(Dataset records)
#####
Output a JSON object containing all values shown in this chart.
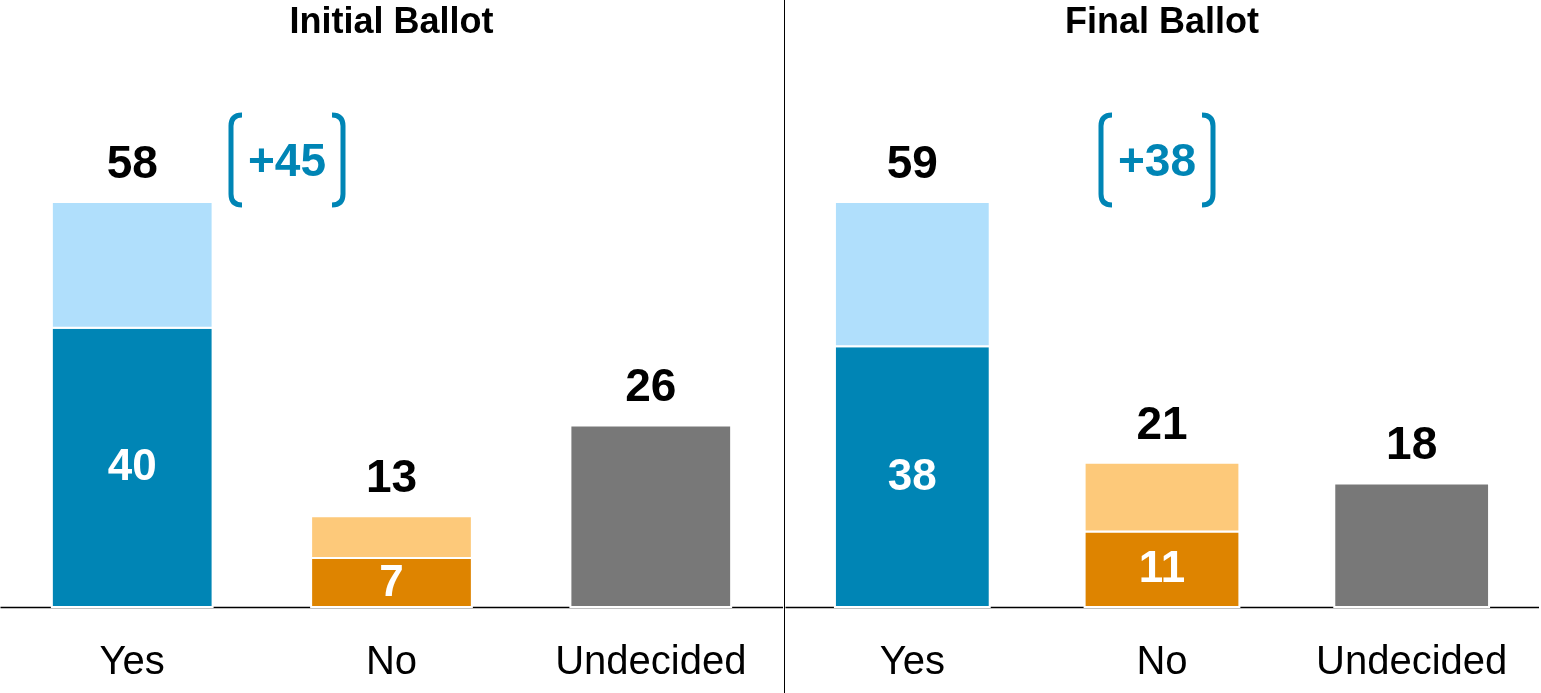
{
  "chart_data": [
    {
      "type": "bar",
      "stacked": true,
      "title": "Initial Ballot",
      "categories": [
        "Yes",
        "No",
        "Undecided"
      ],
      "series": [
        {
          "colors": [
            "#0085b5",
            "#de8400",
            "#787878"
          ],
          "values": [
            40,
            7,
            26
          ],
          "value_labels": [
            "40",
            "7",
            null
          ]
        },
        {
          "colors": [
            "#b0dffc",
            "#fdc97a",
            null
          ],
          "values": [
            18,
            6,
            null
          ]
        }
      ],
      "totals": [
        "58",
        "13",
        "26"
      ],
      "annotations": [
        "+45"
      ]
    },
    {
      "type": "bar",
      "stacked": true,
      "title": "Final Ballot",
      "categories": [
        "Yes",
        "No",
        "Undecided"
      ],
      "series": [
        {
          "colors": [
            "#0085b5",
            "#de8400",
            "#787878"
          ],
          "values": [
            38,
            11,
            18
          ],
          "value_labels": [
            "38",
            "11",
            null
          ]
        },
        {
          "colors": [
            "#b0dffc",
            "#fdc97a",
            null
          ],
          "values": [
            21,
            10,
            null
          ]
        }
      ],
      "totals": [
        "59",
        "21",
        "18"
      ],
      "annotations": [
        "+38"
      ]
    }
  ]
}
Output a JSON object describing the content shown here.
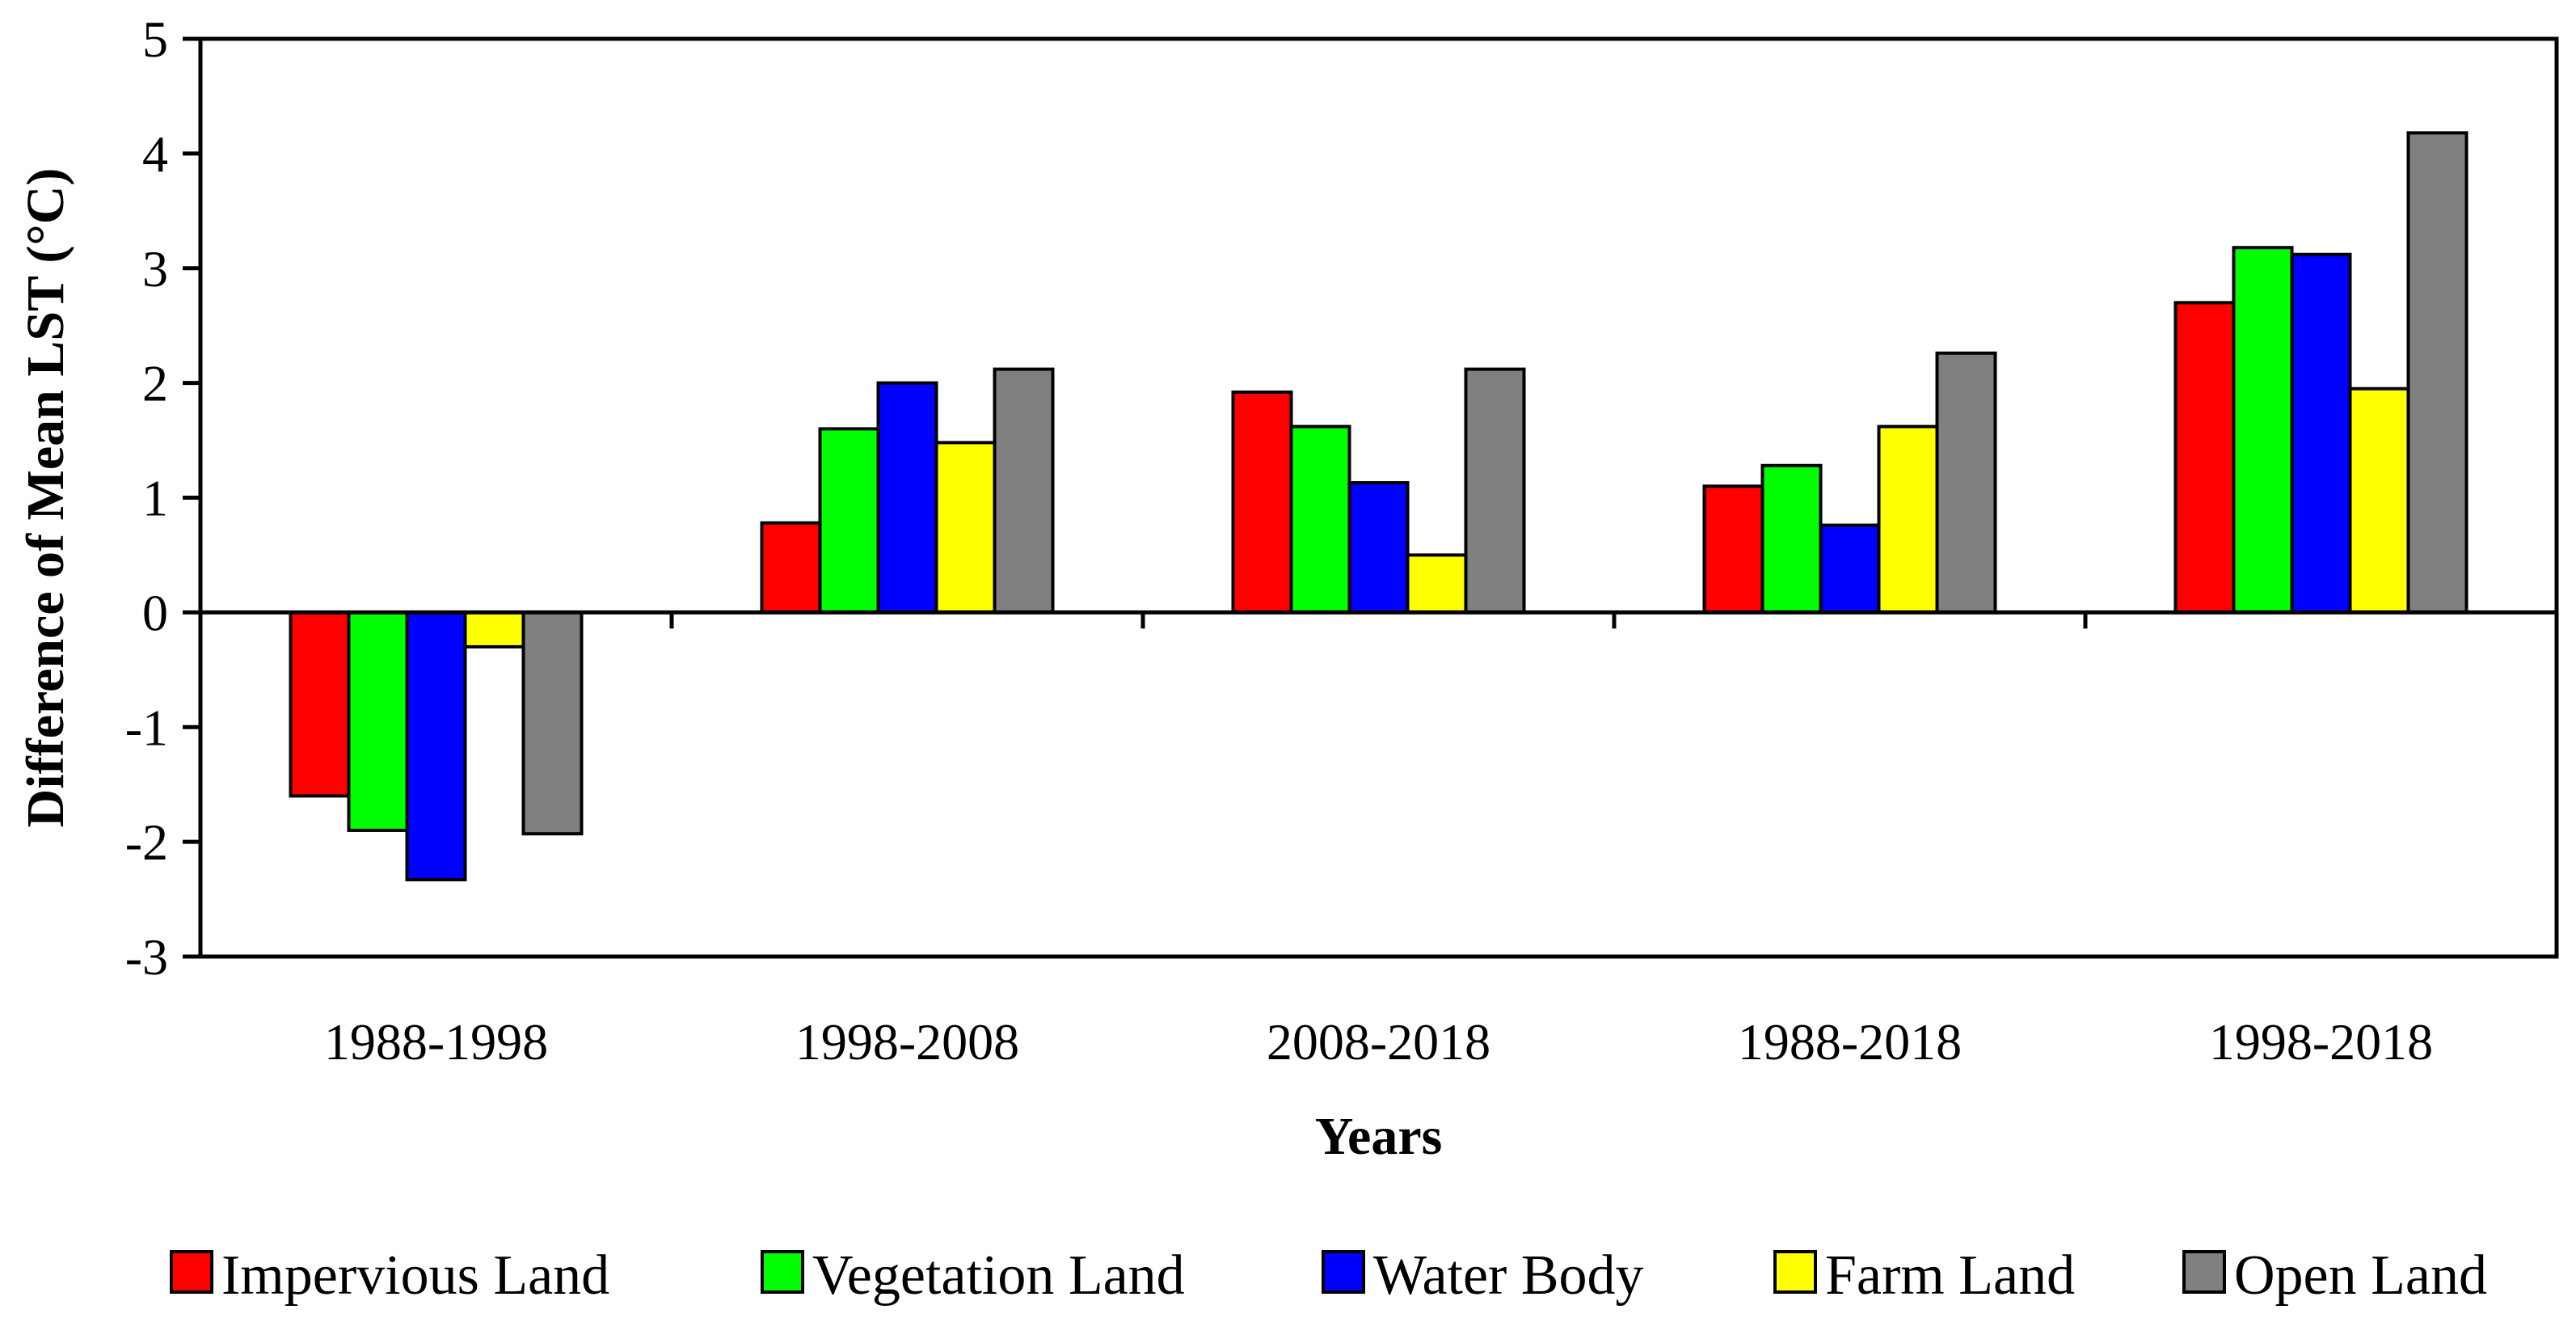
{
  "chart_data": {
    "type": "bar",
    "title": "",
    "xlabel": "Years",
    "ylabel": "Difference of Mean LST  (°C)",
    "ylim": [
      -3,
      5
    ],
    "yticks": [
      "5",
      "4",
      "3",
      "2",
      "1",
      "0",
      "-1",
      "-2",
      "-3"
    ],
    "grid": false,
    "legend_position": "bottom",
    "categories": [
      "1988-1998",
      "1998-2008",
      "2008-2018",
      "1988-2018",
      "1998-2018"
    ],
    "series": [
      {
        "name": "Impervious Land",
        "color": "#ff0000",
        "values": [
          -1.6,
          0.78,
          1.92,
          1.1,
          2.7
        ]
      },
      {
        "name": "Vegetation Land",
        "color": "#00ff00",
        "values": [
          -1.9,
          1.6,
          1.62,
          1.28,
          3.18
        ]
      },
      {
        "name": "Water Body",
        "color": "#0000ff",
        "values": [
          -2.33,
          2.0,
          1.13,
          0.76,
          3.12
        ]
      },
      {
        "name": "Farm Land",
        "color": "#ffff00",
        "values": [
          -0.3,
          1.48,
          0.5,
          1.62,
          1.95
        ]
      },
      {
        "name": "Open Land",
        "color": "#808080",
        "values": [
          -1.93,
          2.12,
          2.12,
          2.26,
          4.18
        ]
      }
    ]
  }
}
#####
_Task description_
Each line of the data should be quoted exactly, with pictures left out.

_Reply_
Output a JSON object containing all values shown in this chart.
{
  "chart_data": [
    {
      "type": "bar",
      "stacked": true,
      "title": "Initial Ballot",
      "categories": [
        "Yes",
        "No",
        "Undecided"
      ],
      "series": [
        {
          "colors": [
            "#0085b5",
            "#de8400",
            "#787878"
          ],
          "values": [
            40,
            7,
            26
          ],
          "value_labels": [
            "40",
            "7",
            null
          ]
        },
        {
          "colors": [
            "#b0dffc",
            "#fdc97a",
            null
          ],
          "values": [
            18,
            6,
            null
          ]
        }
      ],
      "totals": [
        "58",
        "13",
        "26"
      ],
      "annotations": [
        "+45"
      ]
    },
    {
      "type": "bar",
      "stacked": true,
      "title": "Final Ballot",
      "categories": [
        "Yes",
        "No",
        "Undecided"
      ],
      "series": [
        {
          "colors": [
            "#0085b5",
            "#de8400",
            "#787878"
          ],
          "values": [
            38,
            11,
            18
          ],
          "value_labels": [
            "38",
            "11",
            null
          ]
        },
        {
          "colors": [
            "#b0dffc",
            "#fdc97a",
            null
          ],
          "values": [
            21,
            10,
            null
          ]
        }
      ],
      "totals": [
        "59",
        "21",
        "18"
      ],
      "annotations": [
        "+38"
      ]
    }
  ]
}
Output a JSON object describing the content shown here.
{
  "chart_data": {
    "type": "bar",
    "title": "",
    "xlabel": "Years",
    "ylabel": "Difference of Mean LST  (°C)",
    "ylim": [
      -3,
      5
    ],
    "yticks": [
      "5",
      "4",
      "3",
      "2",
      "1",
      "0",
      "-1",
      "-2",
      "-3"
    ],
    "grid": false,
    "legend_position": "bottom",
    "categories": [
      "1988-1998",
      "1998-2008",
      "2008-2018",
      "1988-2018",
      "1998-2018"
    ],
    "series": [
      {
        "name": "Impervious Land",
        "color": "#ff0000",
        "values": [
          -1.6,
          0.78,
          1.92,
          1.1,
          2.7
        ]
      },
      {
        "name": "Vegetation Land",
        "color": "#00ff00",
        "values": [
          -1.9,
          1.6,
          1.62,
          1.28,
          3.18
        ]
      },
      {
        "name": "Water Body",
        "color": "#0000ff",
        "values": [
          -2.33,
          2.0,
          1.13,
          0.76,
          3.12
        ]
      },
      {
        "name": "Farm Land",
        "color": "#ffff00",
        "values": [
          -0.3,
          1.48,
          0.5,
          1.62,
          1.95
        ]
      },
      {
        "name": "Open Land",
        "color": "#808080",
        "values": [
          -1.93,
          2.12,
          2.12,
          2.26,
          4.18
        ]
      }
    ]
  }
}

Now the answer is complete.